**Extracto**.
————

En realidad, lo primero que dijo fue algo así como un sonido, una queja: “¡Yghh...!”, con voz enérgica, severo, como un acto reflejo. Parecía enojado de que yo pusiera en evidencia –con un comentario tan simple– la desolación profunda que provocan las ausencias, la distancia. Luego de un silencio, dijo la frase: “Hay que apechugar”, en un tono didáctico, como que no hay otra alternativa, como si para seguir adelante la única opción es acorazar el corazón con sucesivas capas de pechuga para no sentir, para ser fuerte, para poder seguir.

A mí no me gusta apechugar. Me parece mejor detenerse a gritar el dolor. Parar el auto al costado de la ruta para poder llorar tranquilo. Dejarse inundar por la debilidad, la melancolía, el desánimo, el escepticismo más profundo... No esperar nada. No proponerse nada. En algún momento llegará una bocanada de aire para sacar algo de fuerza.

————

**Datos**.
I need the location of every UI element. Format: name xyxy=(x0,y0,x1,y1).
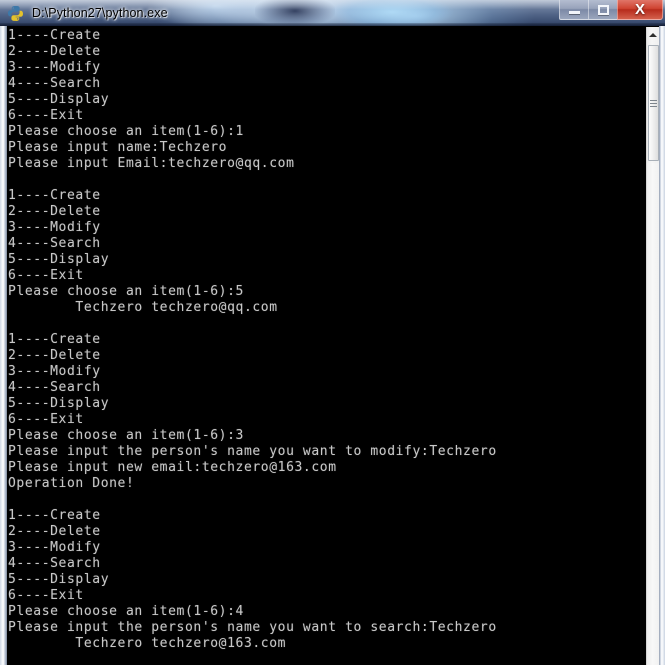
window-border-left xyxy=(0,26,7,665)
minimize-icon xyxy=(568,10,580,14)
window-controls: X xyxy=(559,0,663,22)
window-title: D:\Python27\python.exe xyxy=(32,6,168,20)
maximize-icon xyxy=(597,4,609,15)
close-button[interactable]: X xyxy=(617,0,663,20)
maximize-button[interactable] xyxy=(588,0,617,20)
python-logo-icon xyxy=(7,5,24,22)
scrollbar-track[interactable] xyxy=(647,163,659,665)
minimize-button[interactable] xyxy=(559,0,588,20)
vertical-scrollbar[interactable] xyxy=(646,27,659,665)
triangle-up-icon xyxy=(649,32,657,37)
close-icon: X xyxy=(634,1,645,18)
console-window: D:\Python27\python.exe X 1----Create 2--… xyxy=(0,0,665,665)
scrollbar-thumb[interactable] xyxy=(648,45,659,161)
grip-lines-icon xyxy=(650,99,657,107)
console-output-area[interactable]: 1----Create 2----Delete 3----Modify 4---… xyxy=(7,27,646,665)
window-border-right xyxy=(659,26,665,665)
scroll-up-button[interactable] xyxy=(647,27,659,42)
console-text: 1----Create 2----Delete 3----Modify 4---… xyxy=(8,28,497,651)
title-bar[interactable]: D:\Python27\python.exe X xyxy=(0,0,665,26)
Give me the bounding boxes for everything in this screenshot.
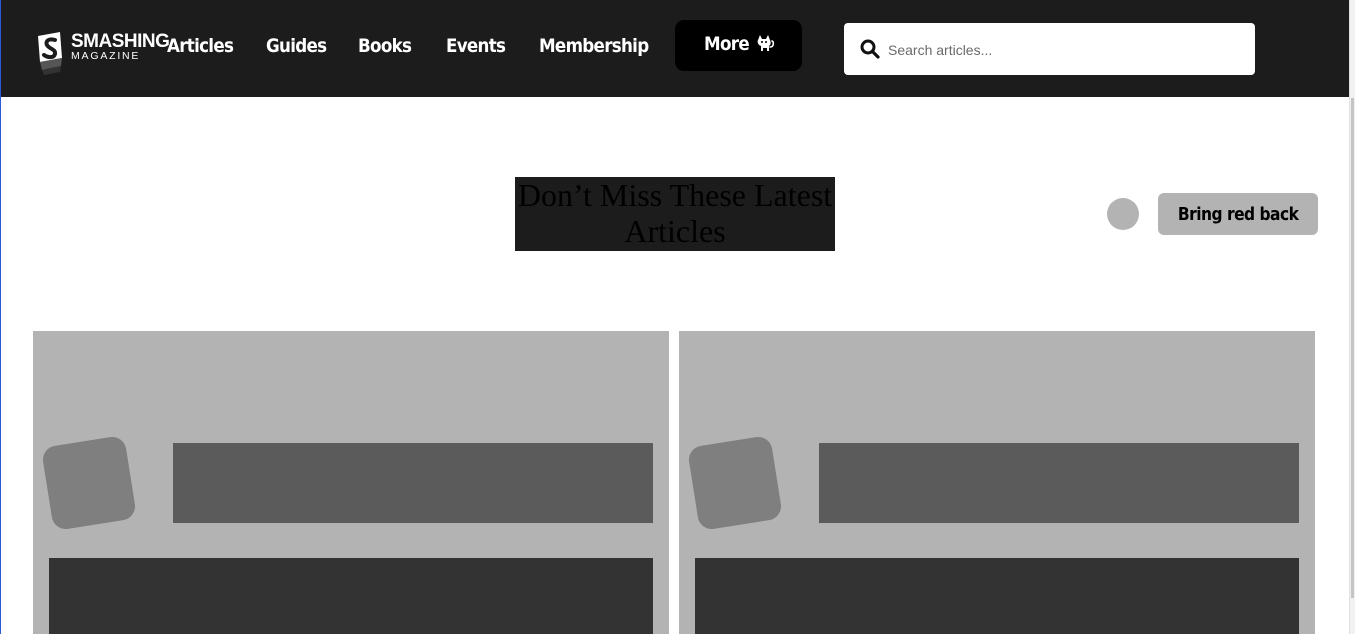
logo-wordmark: SMASHING <box>71 31 170 52</box>
site-header: SMASHING MAGAZINE Articles Guides Books … <box>1 0 1350 97</box>
nav-membership[interactable]: Membership <box>539 34 649 58</box>
section-title: Don’t Miss These Latest Articles <box>515 177 835 251</box>
toggle-indicator[interactable] <box>1107 198 1139 230</box>
search-box <box>844 23 1255 75</box>
bring-red-back-label: Bring red back <box>1177 203 1299 225</box>
article-excerpt-placeholder <box>49 558 653 634</box>
article-card[interactable] <box>33 331 669 634</box>
nav-articles[interactable]: Articles <box>167 34 234 58</box>
scrollbar-thumb[interactable] <box>1351 98 1354 598</box>
more-label: More <box>704 32 750 55</box>
cat-icon <box>757 34 775 51</box>
smashing-logo-icon <box>38 32 62 75</box>
author-avatar <box>686 434 784 532</box>
search-icon[interactable] <box>860 39 880 59</box>
nav-guides[interactable]: Guides <box>266 34 327 58</box>
more-button[interactable]: More <box>675 20 802 71</box>
logo-subtitle: MAGAZINE <box>71 50 141 62</box>
search-input[interactable] <box>886 37 1240 63</box>
nav-books[interactable]: Books <box>358 34 412 58</box>
article-excerpt-placeholder <box>695 558 1299 634</box>
article-title-placeholder <box>819 443 1299 523</box>
article-title-placeholder <box>173 443 653 523</box>
site-logo[interactable]: SMASHING MAGAZINE <box>34 30 170 76</box>
nav-events[interactable]: Events <box>446 34 506 58</box>
article-card[interactable] <box>679 331 1315 634</box>
author-avatar <box>40 434 138 532</box>
bring-red-back-button[interactable]: Bring red back <box>1158 193 1318 235</box>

————

**Qué se pide**. En el extracto, ¿qué frase se pronuncia luego de un silencio?

**Respuesta escrita**. “Hay que apechugar”.